This simple activity can provide fun and some fine motor exercise for your little one! We play this game everywhere now, as I can always have the supplies in my purse.

What You’ll Need:

  • Rubber coated metal clips (I get them at the dollar store!)

How to Play

  • Always start each “level” by barely attaching the clips to the edge of something. You aren’t trying to “stump” your toddler right out of the gate! First you want to establish that they know how to get the clip off at each level.
  • Begin with something hard and sturdy where the pulling motion is towards themselves or down (not up). The edge of a toy crate can work, or a counter/table. Show your toddler how much FUN it can be to pull them off! (Find that inner child!) The rubber coating should protect your items, as well as make it easier to slip off. Increase the difficulty along with your toddler’s progress. You can even try clipping them so that they would need to pull “up” once they have the hang of it!
  • Attach the clips to a stuffed toy or blanket. Show your toddler how to hold the item with one hand, and pull the clip off with the other! This is great for core strength, stability and lateral motion – along with that grasping motion!
  • Attach the clips to your toddler’s clothes! We have a lot of fun with this one! I’ll put a clip on the feet of his PJs, up the legs, in his stomach region and even on the arm of his shirt. He has to coordinate all of his limbs to reach the clip and then pull against it! Be sure your little one is somewhere “soft” when you start this one. They often pull so hard they topple themselves backwards! When Pip has to wait somewhere in his car seat or stroller I’ll pull out this activity for a few minutes of cheap entertainment!

Information given:
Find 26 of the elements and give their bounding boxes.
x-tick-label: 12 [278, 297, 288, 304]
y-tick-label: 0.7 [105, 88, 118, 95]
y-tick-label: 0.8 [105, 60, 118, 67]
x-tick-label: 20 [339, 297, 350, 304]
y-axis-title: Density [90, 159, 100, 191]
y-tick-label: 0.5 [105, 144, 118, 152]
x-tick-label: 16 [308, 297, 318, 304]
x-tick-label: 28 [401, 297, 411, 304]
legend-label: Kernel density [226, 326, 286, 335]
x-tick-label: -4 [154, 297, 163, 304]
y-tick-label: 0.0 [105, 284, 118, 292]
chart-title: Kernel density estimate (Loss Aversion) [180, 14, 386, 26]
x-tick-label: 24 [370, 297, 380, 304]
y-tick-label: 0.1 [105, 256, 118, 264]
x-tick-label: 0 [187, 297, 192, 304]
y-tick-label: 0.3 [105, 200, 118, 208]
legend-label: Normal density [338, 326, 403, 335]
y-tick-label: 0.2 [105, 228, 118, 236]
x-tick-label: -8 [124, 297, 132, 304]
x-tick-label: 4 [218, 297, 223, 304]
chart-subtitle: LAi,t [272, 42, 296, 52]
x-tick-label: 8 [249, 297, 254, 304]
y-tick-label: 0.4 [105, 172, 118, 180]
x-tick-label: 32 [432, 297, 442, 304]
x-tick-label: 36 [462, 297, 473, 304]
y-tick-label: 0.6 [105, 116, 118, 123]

Your objective: Rewrite the stretch of the clip game instructions from "This simple activity" through "at each level.", changing "clips" to "clothespins".

Finished exercise:
This simple activity can provide fun and some fine motor exercise for your little one! We play this game everywhere now, as I can always have the supplies in my purse.

What You’ll Need:

  • Rubber coated metal clothespins (I get them at the dollar store!)

How to Play

  • Always start each “level” by barely attaching the clothespins to the edge of something. You aren’t trying to “stump” your toddler right out of the gate! First you want to establish that they know how to get the clip off at each level.